(A run of records)
::::::::

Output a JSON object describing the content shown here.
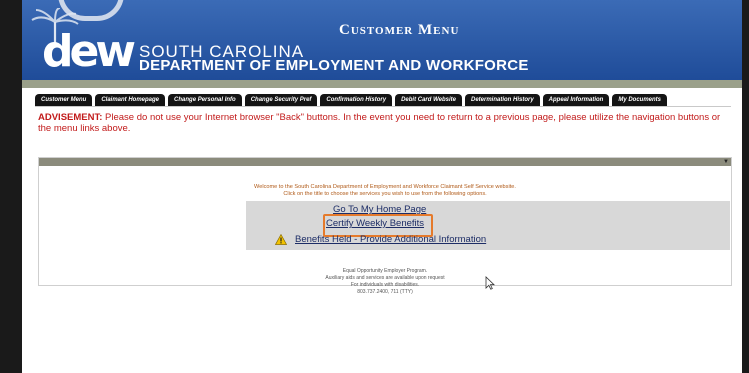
{
  "header": {
    "title": "Customer Menu",
    "logo_text": "dew",
    "org_line1": "SOUTH CAROLINA",
    "org_line2": "DEPARTMENT OF EMPLOYMENT AND WORKFORCE"
  },
  "nav": {
    "tabs": [
      {
        "label": "Customer Menu"
      },
      {
        "label": "Claimant Homepage"
      },
      {
        "label": "Change Personal Info"
      },
      {
        "label": "Change Security Pref"
      },
      {
        "label": "Confirmation History"
      },
      {
        "label": "Debit Card Website"
      },
      {
        "label": "Determination History"
      },
      {
        "label": "Appeal Information"
      },
      {
        "label": "My Documents"
      }
    ]
  },
  "advisement": {
    "label": "ADVISEMENT:",
    "text": " Please do not use your Internet browser \"Back\" buttons. In the event you need to return to a previous page, please utilize the navigation buttons or the menu links above."
  },
  "main": {
    "welcome_line1": "Welcome to the South Carolina Department of Employment and Workforce Claimant Self Service website.",
    "welcome_line2": "Click on the title to choose the services you wish to use from the following options.",
    "links": {
      "home": "Go To My Home Page",
      "certify": "Certify Weekly Benefits",
      "held": "Benefits Held - Provide Additional Information"
    },
    "footer": [
      "Equal Opportunity Employer Program.",
      "Auxiliary aids and services are available upon request",
      "For individuals with disabilities.",
      "803.737.2400, 711 (TTY)"
    ]
  },
  "colors": {
    "header_blue": "#1f4c99",
    "advisement_red": "#c21b1b",
    "highlight_orange": "#e57a2b",
    "link_blue": "#1d2d66"
  },
  "icons": [
    "palmetto-logo-icon",
    "crescent-moon-icon",
    "warning-icon",
    "dropdown-arrow-icon",
    "mouse-cursor-icon"
  ]
}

::::::::

Task to carry out: Quote all the records verbatim, dropping any pictures from your copy.

Completed task:
Output a JSON object describing the content shown here.
{
  "header": {
    "title": "Customer Menu",
    "logo_text": "dew",
    "org_line1": "SOUTH CAROLINA",
    "org_line2": "DEPARTMENT OF EMPLOYMENT AND WORKFORCE"
  },
  "nav": {
    "tabs": [
      {
        "label": "Customer Menu"
      },
      {
        "label": "Claimant Homepage"
      },
      {
        "label": "Change Personal Info"
      },
      {
        "label": "Change Security Pref"
      },
      {
        "label": "Confirmation History"
      },
      {
        "label": "Debit Card Website"
      },
      {
        "label": "Determination History"
      },
      {
        "label": "Appeal Information"
      },
      {
        "label": "My Documents"
      }
    ]
  },
  "advisement": {
    "label": "ADVISEMENT:",
    "text": " Please do not use your Internet browser \"Back\" buttons. In the event you need to return to a previous page, please utilize the navigation buttons or the menu links above."
  },
  "main": {
    "welcome_line1": "Welcome to the South Carolina Department of Employment and Workforce Claimant Self Service website.",
    "welcome_line2": "Click on the title to choose the services you wish to use from the following options.",
    "links": {
      "home": "Go To My Home Page",
      "certify": "Certify Weekly Benefits",
      "held": "Benefits Held - Provide Additional Information"
    },
    "footer": [
      "Equal Opportunity Employer Program.",
      "Auxiliary aids and services are available upon request",
      "For individuals with disabilities.",
      "803.737.2400, 711 (TTY)"
    ]
  },
  "colors": {
    "header_blue": "#1f4c99",
    "advisement_red": "#c21b1b",
    "highlight_orange": "#e57a2b",
    "link_blue": "#1d2d66"
  },
  "icons": [
    "palmetto-logo-icon",
    "crescent-moon-icon",
    "warning-icon",
    "dropdown-arrow-icon",
    "mouse-cursor-icon"
  ]
}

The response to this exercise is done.